## WRITTEN TASK
Exactly reproduce each record listed below.

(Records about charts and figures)
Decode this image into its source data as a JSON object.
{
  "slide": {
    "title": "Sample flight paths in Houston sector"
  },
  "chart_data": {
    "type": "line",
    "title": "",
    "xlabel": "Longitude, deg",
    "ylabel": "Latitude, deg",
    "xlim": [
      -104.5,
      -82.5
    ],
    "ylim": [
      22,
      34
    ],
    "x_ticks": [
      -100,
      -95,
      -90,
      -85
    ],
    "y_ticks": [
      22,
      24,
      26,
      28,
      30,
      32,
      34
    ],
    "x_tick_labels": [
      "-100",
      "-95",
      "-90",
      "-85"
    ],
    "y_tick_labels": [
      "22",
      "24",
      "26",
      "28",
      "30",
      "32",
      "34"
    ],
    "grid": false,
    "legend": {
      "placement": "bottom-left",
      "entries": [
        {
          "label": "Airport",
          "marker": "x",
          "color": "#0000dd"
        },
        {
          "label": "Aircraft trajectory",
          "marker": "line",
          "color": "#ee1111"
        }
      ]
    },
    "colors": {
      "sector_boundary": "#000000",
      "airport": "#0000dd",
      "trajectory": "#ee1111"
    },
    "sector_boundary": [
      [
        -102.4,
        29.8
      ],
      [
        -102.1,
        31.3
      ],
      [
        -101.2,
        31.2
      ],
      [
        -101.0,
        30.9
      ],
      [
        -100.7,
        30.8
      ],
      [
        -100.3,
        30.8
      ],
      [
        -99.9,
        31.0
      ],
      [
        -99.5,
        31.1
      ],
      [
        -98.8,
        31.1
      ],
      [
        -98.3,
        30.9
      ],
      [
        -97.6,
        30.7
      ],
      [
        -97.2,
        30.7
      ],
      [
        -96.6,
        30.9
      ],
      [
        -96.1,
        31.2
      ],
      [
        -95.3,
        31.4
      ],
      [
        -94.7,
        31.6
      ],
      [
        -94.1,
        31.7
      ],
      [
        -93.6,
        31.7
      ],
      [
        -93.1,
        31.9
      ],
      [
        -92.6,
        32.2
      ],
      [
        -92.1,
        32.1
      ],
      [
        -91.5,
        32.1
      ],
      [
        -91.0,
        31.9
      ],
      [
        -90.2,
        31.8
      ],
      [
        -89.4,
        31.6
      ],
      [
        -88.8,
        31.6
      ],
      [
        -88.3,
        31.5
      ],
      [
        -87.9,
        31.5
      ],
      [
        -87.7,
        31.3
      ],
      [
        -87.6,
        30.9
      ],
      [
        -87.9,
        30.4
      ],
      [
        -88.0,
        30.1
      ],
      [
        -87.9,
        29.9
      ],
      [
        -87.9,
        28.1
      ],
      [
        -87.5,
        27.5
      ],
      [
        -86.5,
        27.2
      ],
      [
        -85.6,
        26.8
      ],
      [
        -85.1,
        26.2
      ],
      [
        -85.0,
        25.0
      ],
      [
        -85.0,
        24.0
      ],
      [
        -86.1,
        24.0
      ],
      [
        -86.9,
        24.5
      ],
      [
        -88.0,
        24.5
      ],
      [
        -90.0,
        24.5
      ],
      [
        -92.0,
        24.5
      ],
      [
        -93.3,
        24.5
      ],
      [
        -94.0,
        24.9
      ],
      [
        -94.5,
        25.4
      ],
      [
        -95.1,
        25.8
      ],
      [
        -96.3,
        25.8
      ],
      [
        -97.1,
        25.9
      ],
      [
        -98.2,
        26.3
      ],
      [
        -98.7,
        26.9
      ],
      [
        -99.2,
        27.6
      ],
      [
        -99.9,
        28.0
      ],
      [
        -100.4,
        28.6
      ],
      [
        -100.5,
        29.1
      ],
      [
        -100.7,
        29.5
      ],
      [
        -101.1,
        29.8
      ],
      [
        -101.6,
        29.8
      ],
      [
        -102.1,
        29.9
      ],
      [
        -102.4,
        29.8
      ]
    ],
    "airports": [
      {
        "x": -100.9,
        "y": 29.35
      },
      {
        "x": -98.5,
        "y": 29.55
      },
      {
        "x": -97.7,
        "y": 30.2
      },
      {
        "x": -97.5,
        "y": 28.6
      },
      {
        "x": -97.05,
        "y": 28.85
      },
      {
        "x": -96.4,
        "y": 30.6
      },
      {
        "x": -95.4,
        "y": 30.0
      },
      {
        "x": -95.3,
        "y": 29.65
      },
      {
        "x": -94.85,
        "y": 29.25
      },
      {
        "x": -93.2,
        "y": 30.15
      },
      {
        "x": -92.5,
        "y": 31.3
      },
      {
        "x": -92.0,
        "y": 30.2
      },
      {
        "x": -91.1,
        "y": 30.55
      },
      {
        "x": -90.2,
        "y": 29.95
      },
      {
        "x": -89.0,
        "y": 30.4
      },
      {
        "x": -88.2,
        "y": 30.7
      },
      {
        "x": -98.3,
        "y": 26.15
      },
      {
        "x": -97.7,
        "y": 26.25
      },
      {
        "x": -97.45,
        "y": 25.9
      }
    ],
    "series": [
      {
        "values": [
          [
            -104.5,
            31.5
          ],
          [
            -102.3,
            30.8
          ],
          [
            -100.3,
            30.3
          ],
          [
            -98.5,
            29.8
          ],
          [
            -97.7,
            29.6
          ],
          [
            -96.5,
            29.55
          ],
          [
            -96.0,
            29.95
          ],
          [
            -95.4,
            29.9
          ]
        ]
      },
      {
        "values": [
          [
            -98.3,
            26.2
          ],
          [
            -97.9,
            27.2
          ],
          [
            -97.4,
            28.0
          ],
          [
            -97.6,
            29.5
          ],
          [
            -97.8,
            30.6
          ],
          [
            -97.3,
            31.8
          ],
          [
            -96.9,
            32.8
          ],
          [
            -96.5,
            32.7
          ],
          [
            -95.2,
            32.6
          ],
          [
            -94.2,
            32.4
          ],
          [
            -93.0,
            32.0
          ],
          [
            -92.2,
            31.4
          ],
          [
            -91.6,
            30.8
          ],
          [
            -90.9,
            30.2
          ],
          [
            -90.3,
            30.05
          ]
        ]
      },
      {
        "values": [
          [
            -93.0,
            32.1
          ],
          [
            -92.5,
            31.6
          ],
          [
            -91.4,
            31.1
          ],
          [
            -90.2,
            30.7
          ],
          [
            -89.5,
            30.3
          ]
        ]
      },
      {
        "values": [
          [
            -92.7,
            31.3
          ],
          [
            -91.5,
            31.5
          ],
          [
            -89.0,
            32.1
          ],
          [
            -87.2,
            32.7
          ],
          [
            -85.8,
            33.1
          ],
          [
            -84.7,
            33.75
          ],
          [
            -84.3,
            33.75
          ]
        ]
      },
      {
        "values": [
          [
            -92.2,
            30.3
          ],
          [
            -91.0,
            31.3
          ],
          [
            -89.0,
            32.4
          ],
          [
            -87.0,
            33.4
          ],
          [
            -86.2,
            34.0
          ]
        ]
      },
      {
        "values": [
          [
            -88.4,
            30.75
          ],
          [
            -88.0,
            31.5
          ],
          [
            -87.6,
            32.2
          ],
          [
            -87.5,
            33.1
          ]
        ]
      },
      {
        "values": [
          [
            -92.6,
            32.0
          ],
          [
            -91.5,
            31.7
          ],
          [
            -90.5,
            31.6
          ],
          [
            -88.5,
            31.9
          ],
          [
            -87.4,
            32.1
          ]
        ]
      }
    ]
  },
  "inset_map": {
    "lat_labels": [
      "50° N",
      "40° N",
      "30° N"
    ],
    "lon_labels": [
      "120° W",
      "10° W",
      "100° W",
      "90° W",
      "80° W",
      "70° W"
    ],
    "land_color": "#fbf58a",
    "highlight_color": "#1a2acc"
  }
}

## FINAL ANSWER
Decode this image into its source data as a JSON object.
{
  "slide": {
    "title": "Sample flight paths in Houston sector"
  },
  "chart_data": {
    "type": "line",
    "title": "",
    "xlabel": "Longitude, deg",
    "ylabel": "Latitude, deg",
    "xlim": [
      -104.5,
      -82.5
    ],
    "ylim": [
      22,
      34
    ],
    "x_ticks": [
      -100,
      -95,
      -90,
      -85
    ],
    "y_ticks": [
      22,
      24,
      26,
      28,
      30,
      32,
      34
    ],
    "x_tick_labels": [
      "-100",
      "-95",
      "-90",
      "-85"
    ],
    "y_tick_labels": [
      "22",
      "24",
      "26",
      "28",
      "30",
      "32",
      "34"
    ],
    "grid": false,
    "legend": {
      "placement": "bottom-left",
      "entries": [
        {
          "label": "Airport",
          "marker": "x",
          "color": "#0000dd"
        },
        {
          "label": "Aircraft trajectory",
          "marker": "line",
          "color": "#ee1111"
        }
      ]
    },
    "colors": {
      "sector_boundary": "#000000",
      "airport": "#0000dd",
      "trajectory": "#ee1111"
    },
    "sector_boundary": [
      [
        -102.4,
        29.8
      ],
      [
        -102.1,
        31.3
      ],
      [
        -101.2,
        31.2
      ],
      [
        -101.0,
        30.9
      ],
      [
        -100.7,
        30.8
      ],
      [
        -100.3,
        30.8
      ],
      [
        -99.9,
        31.0
      ],
      [
        -99.5,
        31.1
      ],
      [
        -98.8,
        31.1
      ],
      [
        -98.3,
        30.9
      ],
      [
        -97.6,
        30.7
      ],
      [
        -97.2,
        30.7
      ],
      [
        -96.6,
        30.9
      ],
      [
        -96.1,
        31.2
      ],
      [
        -95.3,
        31.4
      ],
      [
        -94.7,
        31.6
      ],
      [
        -94.1,
        31.7
      ],
      [
        -93.6,
        31.7
      ],
      [
        -93.1,
        31.9
      ],
      [
        -92.6,
        32.2
      ],
      [
        -92.1,
        32.1
      ],
      [
        -91.5,
        32.1
      ],
      [
        -91.0,
        31.9
      ],
      [
        -90.2,
        31.8
      ],
      [
        -89.4,
        31.6
      ],
      [
        -88.8,
        31.6
      ],
      [
        -88.3,
        31.5
      ],
      [
        -87.9,
        31.5
      ],
      [
        -87.7,
        31.3
      ],
      [
        -87.6,
        30.9
      ],
      [
        -87.9,
        30.4
      ],
      [
        -88.0,
        30.1
      ],
      [
        -87.9,
        29.9
      ],
      [
        -87.9,
        28.1
      ],
      [
        -87.5,
        27.5
      ],
      [
        -86.5,
        27.2
      ],
      [
        -85.6,
        26.8
      ],
      [
        -85.1,
        26.2
      ],
      [
        -85.0,
        25.0
      ],
      [
        -85.0,
        24.0
      ],
      [
        -86.1,
        24.0
      ],
      [
        -86.9,
        24.5
      ],
      [
        -88.0,
        24.5
      ],
      [
        -90.0,
        24.5
      ],
      [
        -92.0,
        24.5
      ],
      [
        -93.3,
        24.5
      ],
      [
        -94.0,
        24.9
      ],
      [
        -94.5,
        25.4
      ],
      [
        -95.1,
        25.8
      ],
      [
        -96.3,
        25.8
      ],
      [
        -97.1,
        25.9
      ],
      [
        -98.2,
        26.3
      ],
      [
        -98.7,
        26.9
      ],
      [
        -99.2,
        27.6
      ],
      [
        -99.9,
        28.0
      ],
      [
        -100.4,
        28.6
      ],
      [
        -100.5,
        29.1
      ],
      [
        -100.7,
        29.5
      ],
      [
        -101.1,
        29.8
      ],
      [
        -101.6,
        29.8
      ],
      [
        -102.1,
        29.9
      ],
      [
        -102.4,
        29.8
      ]
    ],
    "airports": [
      {
        "x": -100.9,
        "y": 29.35
      },
      {
        "x": -98.5,
        "y": 29.55
      },
      {
        "x": -97.7,
        "y": 30.2
      },
      {
        "x": -97.5,
        "y": 28.6
      },
      {
        "x": -97.05,
        "y": 28.85
      },
      {
        "x": -96.4,
        "y": 30.6
      },
      {
        "x": -95.4,
        "y": 30.0
      },
      {
        "x": -95.3,
        "y": 29.65
      },
      {
        "x": -94.85,
        "y": 29.25
      },
      {
        "x": -93.2,
        "y": 30.15
      },
      {
        "x": -92.5,
        "y": 31.3
      },
      {
        "x": -92.0,
        "y": 30.2
      },
      {
        "x": -91.1,
        "y": 30.55
      },
      {
        "x": -90.2,
        "y": 29.95
      },
      {
        "x": -89.0,
        "y": 30.4
      },
      {
        "x": -88.2,
        "y": 30.7
      },
      {
        "x": -98.3,
        "y": 26.15
      },
      {
        "x": -97.7,
        "y": 26.25
      },
      {
        "x": -97.45,
        "y": 25.9
      }
    ],
    "series": [
      {
        "values": [
          [
            -104.5,
            31.5
          ],
          [
            -102.3,
            30.8
          ],
          [
            -100.3,
            30.3
          ],
          [
            -98.5,
            29.8
          ],
          [
            -97.7,
            29.6
          ],
          [
            -96.5,
            29.55
          ],
          [
            -96.0,
            29.95
          ],
          [
            -95.4,
            29.9
          ]
        ]
      },
      {
        "values": [
          [
            -98.3,
            26.2
          ],
          [
            -97.9,
            27.2
          ],
          [
            -97.4,
            28.0
          ],
          [
            -97.6,
            29.5
          ],
          [
            -97.8,
            30.6
          ],
          [
            -97.3,
            31.8
          ],
          [
            -96.9,
            32.8
          ],
          [
            -96.5,
            32.7
          ],
          [
            -95.2,
            32.6
          ],
          [
            -94.2,
            32.4
          ],
          [
            -93.0,
            32.0
          ],
          [
            -92.2,
            31.4
          ],
          [
            -91.6,
            30.8
          ],
          [
            -90.9,
            30.2
          ],
          [
            -90.3,
            30.05
          ]
        ]
      },
      {
        "values": [
          [
            -93.0,
            32.1
          ],
          [
            -92.5,
            31.6
          ],
          [
            -91.4,
            31.1
          ],
          [
            -90.2,
            30.7
          ],
          [
            -89.5,
            30.3
          ]
        ]
      },
      {
        "values": [
          [
            -92.7,
            31.3
          ],
          [
            -91.5,
            31.5
          ],
          [
            -89.0,
            32.1
          ],
          [
            -87.2,
            32.7
          ],
          [
            -85.8,
            33.1
          ],
          [
            -84.7,
            33.75
          ],
          [
            -84.3,
            33.75
          ]
        ]
      },
      {
        "values": [
          [
            -92.2,
            30.3
          ],
          [
            -91.0,
            31.3
          ],
          [
            -89.0,
            32.4
          ],
          [
            -87.0,
            33.4
          ],
          [
            -86.2,
            34.0
          ]
        ]
      },
      {
        "values": [
          [
            -88.4,
            30.75
          ],
          [
            -88.0,
            31.5
          ],
          [
            -87.6,
            32.2
          ],
          [
            -87.5,
            33.1
          ]
        ]
      },
      {
        "values": [
          [
            -92.6,
            32.0
          ],
          [
            -91.5,
            31.7
          ],
          [
            -90.5,
            31.6
          ],
          [
            -88.5,
            31.9
          ],
          [
            -87.4,
            32.1
          ]
        ]
      }
    ]
  },
  "inset_map": {
    "lat_labels": [
      "50° N",
      "40° N",
      "30° N"
    ],
    "lon_labels": [
      "120° W",
      "10° W",
      "100° W",
      "90° W",
      "80° W",
      "70° W"
    ],
    "land_color": "#fbf58a",
    "highlight_color": "#1a2acc"
  }
}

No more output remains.